» **THE TASK**: How many lines in the records below hold the string "screenshot"? Answer with the number alone.
_ _ _
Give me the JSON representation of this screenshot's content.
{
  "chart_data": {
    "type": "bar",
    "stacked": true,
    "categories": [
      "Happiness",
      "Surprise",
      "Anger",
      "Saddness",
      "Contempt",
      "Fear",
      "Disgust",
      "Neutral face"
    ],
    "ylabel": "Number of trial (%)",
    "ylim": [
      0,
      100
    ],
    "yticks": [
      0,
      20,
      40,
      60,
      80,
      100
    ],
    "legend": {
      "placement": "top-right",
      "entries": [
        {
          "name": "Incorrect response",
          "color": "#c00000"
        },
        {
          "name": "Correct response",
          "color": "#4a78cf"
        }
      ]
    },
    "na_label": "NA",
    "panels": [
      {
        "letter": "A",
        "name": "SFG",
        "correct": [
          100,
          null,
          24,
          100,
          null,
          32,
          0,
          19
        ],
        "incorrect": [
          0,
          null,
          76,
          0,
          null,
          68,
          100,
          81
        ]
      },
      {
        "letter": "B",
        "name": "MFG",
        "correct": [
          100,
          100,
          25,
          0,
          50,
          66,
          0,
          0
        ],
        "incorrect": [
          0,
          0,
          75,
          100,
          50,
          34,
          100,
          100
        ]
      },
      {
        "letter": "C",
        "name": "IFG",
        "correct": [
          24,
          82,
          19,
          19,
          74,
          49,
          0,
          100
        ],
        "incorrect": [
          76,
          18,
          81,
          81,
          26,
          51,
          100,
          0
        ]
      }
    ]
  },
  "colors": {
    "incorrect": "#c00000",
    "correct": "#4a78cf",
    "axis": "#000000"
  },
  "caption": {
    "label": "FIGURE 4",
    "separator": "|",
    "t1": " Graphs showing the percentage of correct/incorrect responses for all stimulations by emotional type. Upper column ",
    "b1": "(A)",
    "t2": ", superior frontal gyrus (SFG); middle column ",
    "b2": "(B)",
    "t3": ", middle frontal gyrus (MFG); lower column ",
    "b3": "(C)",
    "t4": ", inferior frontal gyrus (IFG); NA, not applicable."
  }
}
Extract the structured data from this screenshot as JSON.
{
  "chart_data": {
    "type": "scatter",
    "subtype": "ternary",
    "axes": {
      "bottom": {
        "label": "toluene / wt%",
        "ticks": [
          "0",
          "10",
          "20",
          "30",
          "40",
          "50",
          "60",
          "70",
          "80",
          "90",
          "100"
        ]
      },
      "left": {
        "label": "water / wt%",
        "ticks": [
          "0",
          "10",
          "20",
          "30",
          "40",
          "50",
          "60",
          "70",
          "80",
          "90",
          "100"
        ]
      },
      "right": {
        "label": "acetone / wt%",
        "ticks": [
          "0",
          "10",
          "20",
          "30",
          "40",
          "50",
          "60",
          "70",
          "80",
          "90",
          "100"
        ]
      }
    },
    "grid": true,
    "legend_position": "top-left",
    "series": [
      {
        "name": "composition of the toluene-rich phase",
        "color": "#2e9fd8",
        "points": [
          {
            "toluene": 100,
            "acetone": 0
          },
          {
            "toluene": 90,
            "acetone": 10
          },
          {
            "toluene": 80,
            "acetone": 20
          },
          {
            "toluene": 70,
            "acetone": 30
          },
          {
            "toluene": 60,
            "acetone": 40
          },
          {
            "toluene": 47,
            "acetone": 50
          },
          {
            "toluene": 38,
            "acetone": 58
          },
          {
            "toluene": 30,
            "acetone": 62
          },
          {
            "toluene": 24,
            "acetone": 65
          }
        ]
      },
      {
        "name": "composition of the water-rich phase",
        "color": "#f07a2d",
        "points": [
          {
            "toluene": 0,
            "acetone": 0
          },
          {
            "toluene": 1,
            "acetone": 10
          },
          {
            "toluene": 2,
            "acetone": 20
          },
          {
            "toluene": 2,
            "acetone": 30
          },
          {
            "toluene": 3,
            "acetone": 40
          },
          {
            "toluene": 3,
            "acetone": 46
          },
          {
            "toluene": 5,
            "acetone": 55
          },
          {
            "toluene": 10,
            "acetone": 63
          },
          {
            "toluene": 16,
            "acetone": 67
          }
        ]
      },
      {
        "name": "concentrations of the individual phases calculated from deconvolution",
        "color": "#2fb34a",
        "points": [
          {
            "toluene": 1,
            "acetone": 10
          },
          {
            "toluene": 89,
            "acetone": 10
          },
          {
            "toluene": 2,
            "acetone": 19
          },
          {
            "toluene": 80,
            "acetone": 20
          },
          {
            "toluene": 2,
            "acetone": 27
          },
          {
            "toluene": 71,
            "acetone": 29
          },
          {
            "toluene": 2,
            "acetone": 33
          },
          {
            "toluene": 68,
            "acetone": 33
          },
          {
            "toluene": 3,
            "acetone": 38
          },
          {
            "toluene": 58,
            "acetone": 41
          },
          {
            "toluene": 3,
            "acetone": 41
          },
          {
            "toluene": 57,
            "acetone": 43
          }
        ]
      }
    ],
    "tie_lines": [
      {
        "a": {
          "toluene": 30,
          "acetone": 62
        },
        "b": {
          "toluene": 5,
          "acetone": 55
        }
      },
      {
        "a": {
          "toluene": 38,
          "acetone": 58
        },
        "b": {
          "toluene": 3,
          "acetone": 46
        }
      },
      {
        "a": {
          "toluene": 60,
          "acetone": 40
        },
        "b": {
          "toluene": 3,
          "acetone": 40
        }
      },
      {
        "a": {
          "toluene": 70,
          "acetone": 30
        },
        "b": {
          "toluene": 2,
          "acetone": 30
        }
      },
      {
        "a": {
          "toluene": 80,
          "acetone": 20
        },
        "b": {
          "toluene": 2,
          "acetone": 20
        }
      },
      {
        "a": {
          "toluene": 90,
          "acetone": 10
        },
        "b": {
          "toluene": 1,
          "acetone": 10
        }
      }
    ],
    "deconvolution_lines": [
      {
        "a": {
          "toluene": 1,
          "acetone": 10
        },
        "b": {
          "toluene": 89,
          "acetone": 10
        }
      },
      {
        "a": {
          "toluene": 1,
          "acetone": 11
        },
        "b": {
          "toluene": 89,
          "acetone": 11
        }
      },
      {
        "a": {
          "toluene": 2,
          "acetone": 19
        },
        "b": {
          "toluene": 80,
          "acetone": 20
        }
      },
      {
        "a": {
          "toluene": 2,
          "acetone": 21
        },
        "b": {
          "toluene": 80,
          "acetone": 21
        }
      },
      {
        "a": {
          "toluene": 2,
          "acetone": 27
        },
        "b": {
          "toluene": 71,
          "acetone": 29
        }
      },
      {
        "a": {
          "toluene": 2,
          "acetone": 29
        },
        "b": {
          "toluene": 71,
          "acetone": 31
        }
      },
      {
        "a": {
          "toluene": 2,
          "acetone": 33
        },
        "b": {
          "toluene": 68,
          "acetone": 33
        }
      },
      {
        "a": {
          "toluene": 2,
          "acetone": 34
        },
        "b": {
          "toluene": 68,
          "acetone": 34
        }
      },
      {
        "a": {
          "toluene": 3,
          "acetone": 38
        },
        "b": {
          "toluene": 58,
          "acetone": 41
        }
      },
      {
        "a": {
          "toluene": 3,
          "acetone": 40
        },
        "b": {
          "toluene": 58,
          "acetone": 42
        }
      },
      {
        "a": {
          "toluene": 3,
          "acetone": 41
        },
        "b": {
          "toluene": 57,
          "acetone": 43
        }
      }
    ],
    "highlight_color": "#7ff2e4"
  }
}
_ _ _
» **TASK RESPONSE**: 2